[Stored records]
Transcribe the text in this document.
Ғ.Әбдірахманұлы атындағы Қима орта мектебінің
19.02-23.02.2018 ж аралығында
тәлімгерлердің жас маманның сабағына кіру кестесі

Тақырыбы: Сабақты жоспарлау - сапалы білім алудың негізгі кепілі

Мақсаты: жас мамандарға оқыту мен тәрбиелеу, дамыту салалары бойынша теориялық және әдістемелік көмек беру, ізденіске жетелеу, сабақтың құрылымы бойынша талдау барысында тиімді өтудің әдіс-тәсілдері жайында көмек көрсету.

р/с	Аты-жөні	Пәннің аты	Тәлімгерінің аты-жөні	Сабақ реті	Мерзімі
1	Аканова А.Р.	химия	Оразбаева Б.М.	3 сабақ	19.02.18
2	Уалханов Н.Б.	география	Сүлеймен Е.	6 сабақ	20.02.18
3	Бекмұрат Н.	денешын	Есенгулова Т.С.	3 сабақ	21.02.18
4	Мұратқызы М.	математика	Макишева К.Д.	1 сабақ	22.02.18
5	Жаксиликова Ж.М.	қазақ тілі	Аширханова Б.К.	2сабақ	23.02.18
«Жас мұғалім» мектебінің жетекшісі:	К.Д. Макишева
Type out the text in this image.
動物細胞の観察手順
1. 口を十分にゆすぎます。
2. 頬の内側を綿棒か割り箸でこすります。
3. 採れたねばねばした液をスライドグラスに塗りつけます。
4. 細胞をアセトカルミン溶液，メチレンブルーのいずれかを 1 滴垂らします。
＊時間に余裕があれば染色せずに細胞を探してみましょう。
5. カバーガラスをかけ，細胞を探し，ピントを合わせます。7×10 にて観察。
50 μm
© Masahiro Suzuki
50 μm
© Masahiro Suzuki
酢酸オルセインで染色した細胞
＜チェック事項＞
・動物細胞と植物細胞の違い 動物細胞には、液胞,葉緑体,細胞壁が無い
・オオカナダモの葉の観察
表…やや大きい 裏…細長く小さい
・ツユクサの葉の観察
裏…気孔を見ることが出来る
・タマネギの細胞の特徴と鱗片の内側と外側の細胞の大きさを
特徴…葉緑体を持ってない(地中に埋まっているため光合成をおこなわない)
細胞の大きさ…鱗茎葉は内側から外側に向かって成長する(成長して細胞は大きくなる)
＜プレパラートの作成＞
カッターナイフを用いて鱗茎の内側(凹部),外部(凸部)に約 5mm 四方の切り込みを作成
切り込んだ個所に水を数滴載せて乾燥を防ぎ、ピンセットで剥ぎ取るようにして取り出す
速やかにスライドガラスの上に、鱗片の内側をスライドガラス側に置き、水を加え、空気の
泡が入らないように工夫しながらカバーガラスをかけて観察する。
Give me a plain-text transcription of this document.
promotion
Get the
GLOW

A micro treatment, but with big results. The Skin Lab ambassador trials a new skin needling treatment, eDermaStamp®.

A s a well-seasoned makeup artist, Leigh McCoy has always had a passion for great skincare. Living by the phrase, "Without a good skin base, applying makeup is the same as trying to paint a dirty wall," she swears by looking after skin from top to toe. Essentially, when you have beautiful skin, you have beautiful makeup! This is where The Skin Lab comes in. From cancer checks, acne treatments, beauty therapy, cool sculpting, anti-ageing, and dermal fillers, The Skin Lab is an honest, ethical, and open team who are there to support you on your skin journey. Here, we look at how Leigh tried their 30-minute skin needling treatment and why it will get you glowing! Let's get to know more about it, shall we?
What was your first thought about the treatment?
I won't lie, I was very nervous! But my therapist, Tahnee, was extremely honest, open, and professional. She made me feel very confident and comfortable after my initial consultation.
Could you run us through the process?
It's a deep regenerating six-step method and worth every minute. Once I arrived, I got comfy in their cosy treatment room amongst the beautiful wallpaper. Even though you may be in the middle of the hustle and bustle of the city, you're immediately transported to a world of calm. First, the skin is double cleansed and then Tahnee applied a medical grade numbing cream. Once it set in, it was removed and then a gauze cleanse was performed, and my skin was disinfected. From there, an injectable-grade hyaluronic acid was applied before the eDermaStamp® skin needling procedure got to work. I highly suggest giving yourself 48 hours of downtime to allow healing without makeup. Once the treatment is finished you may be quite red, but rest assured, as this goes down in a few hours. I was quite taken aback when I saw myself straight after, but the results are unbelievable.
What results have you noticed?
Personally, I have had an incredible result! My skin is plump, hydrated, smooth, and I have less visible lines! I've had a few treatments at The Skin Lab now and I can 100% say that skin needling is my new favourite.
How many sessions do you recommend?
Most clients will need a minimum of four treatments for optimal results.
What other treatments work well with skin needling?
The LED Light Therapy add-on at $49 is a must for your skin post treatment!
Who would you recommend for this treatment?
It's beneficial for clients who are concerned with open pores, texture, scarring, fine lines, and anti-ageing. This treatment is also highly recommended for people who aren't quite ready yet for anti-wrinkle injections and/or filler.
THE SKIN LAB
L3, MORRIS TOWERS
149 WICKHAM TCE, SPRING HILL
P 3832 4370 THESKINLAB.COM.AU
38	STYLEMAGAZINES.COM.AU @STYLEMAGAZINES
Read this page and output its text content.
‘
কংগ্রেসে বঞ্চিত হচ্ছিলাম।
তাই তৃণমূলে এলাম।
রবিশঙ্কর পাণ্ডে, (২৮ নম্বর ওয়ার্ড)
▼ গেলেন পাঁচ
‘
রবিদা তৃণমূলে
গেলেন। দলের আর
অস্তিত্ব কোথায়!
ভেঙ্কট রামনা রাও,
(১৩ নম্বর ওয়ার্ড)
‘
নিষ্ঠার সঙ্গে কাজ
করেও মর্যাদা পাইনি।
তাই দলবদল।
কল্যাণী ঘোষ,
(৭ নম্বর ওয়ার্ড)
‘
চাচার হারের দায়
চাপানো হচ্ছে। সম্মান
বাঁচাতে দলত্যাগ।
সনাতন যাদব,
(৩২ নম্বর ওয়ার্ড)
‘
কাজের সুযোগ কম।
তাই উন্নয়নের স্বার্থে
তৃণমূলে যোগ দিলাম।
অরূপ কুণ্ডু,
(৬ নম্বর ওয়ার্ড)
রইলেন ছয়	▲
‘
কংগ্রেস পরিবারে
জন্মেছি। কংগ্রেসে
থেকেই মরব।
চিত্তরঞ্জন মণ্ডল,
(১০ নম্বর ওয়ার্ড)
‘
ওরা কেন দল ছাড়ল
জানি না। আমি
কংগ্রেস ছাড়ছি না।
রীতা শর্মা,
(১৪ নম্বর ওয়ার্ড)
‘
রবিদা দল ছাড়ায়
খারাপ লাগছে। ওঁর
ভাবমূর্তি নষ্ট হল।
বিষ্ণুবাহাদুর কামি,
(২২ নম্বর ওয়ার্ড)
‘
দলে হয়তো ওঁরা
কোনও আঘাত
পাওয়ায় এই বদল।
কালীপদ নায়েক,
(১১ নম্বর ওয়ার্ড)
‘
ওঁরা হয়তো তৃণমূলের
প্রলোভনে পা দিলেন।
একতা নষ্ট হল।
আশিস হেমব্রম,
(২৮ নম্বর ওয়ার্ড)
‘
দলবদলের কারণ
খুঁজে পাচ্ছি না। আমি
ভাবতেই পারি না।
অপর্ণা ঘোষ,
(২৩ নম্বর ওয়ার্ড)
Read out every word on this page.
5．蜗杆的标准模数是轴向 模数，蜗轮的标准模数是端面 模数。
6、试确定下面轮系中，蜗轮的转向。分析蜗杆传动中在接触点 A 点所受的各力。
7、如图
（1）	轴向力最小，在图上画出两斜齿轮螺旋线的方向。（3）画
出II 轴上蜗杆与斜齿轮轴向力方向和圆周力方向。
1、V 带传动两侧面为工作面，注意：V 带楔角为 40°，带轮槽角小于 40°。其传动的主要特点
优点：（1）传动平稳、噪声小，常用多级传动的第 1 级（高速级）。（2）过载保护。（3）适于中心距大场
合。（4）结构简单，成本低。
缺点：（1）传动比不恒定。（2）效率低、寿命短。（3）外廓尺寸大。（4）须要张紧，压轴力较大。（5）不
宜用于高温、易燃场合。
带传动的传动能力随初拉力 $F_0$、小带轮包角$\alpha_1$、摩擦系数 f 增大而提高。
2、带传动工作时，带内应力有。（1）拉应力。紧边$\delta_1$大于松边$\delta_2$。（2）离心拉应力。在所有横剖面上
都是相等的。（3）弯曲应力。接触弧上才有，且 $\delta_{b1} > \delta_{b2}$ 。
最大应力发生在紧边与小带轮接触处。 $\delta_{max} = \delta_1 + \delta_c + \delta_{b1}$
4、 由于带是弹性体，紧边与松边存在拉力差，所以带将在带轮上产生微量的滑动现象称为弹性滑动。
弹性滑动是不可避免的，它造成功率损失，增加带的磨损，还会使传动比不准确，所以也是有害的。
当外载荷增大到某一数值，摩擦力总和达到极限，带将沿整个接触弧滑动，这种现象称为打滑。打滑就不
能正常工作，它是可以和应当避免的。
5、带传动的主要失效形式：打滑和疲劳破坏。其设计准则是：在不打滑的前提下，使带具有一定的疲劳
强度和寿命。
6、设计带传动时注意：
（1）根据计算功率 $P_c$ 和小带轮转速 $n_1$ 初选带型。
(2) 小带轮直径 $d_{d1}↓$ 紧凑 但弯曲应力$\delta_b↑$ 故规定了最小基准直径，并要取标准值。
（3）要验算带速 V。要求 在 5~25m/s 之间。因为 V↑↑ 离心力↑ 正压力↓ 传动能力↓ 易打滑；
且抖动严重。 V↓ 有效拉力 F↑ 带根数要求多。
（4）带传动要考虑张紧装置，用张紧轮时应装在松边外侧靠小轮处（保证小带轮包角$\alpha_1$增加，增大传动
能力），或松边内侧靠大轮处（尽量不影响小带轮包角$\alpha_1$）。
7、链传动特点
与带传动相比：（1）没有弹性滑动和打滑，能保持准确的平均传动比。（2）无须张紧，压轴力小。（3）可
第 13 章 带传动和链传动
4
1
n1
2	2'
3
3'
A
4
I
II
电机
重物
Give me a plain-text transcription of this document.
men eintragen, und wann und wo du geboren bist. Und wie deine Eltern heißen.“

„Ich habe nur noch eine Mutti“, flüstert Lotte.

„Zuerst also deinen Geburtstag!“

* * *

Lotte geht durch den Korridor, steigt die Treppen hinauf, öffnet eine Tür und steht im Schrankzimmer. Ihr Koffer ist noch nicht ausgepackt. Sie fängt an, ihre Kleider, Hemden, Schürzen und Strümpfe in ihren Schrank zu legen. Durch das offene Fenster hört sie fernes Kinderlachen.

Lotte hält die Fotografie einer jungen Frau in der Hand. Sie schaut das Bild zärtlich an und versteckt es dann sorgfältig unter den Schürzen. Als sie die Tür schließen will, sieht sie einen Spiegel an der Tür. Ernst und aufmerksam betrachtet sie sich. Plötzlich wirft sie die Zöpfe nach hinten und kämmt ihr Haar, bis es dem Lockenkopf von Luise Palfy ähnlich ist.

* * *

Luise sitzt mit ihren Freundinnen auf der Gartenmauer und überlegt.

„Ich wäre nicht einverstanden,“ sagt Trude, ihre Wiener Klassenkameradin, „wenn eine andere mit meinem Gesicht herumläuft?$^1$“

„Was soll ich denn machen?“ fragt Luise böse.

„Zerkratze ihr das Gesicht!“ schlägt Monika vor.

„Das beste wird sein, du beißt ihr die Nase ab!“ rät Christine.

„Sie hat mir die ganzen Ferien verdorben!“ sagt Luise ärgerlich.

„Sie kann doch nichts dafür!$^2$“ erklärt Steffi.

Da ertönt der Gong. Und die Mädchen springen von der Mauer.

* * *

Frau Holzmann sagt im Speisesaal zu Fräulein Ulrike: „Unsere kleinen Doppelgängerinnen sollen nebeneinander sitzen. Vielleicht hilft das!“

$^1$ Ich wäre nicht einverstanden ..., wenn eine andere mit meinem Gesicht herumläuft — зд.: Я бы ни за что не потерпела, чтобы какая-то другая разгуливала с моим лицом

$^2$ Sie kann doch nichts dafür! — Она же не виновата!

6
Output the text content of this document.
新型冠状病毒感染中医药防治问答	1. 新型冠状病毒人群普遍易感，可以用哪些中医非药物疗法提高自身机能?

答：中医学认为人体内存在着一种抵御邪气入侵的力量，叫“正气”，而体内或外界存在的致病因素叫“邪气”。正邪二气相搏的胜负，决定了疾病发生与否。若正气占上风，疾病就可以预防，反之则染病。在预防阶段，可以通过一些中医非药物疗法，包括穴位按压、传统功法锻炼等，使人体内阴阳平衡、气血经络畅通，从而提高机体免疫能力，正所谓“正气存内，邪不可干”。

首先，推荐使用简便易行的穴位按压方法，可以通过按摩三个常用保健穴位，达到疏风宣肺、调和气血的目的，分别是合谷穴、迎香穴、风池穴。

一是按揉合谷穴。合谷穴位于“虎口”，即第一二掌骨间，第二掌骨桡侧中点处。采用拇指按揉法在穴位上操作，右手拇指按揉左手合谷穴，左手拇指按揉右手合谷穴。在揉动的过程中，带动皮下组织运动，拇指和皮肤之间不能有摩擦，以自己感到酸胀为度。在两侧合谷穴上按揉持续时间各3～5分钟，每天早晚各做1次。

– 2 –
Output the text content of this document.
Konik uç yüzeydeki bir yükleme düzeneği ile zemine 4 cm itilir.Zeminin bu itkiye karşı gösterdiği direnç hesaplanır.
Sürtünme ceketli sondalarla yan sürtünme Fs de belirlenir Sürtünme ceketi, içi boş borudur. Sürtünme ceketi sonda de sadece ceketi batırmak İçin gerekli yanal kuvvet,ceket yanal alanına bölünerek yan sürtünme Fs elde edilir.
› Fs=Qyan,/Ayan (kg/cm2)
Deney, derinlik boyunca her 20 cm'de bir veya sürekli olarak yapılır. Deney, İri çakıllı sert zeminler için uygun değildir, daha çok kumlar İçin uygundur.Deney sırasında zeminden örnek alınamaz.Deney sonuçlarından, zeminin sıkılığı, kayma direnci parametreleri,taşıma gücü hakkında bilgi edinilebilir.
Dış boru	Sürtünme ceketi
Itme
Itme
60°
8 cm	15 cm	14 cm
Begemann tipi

Task details: State, as a bare number, how many lines of the listing hold the word "kann".

Output: 2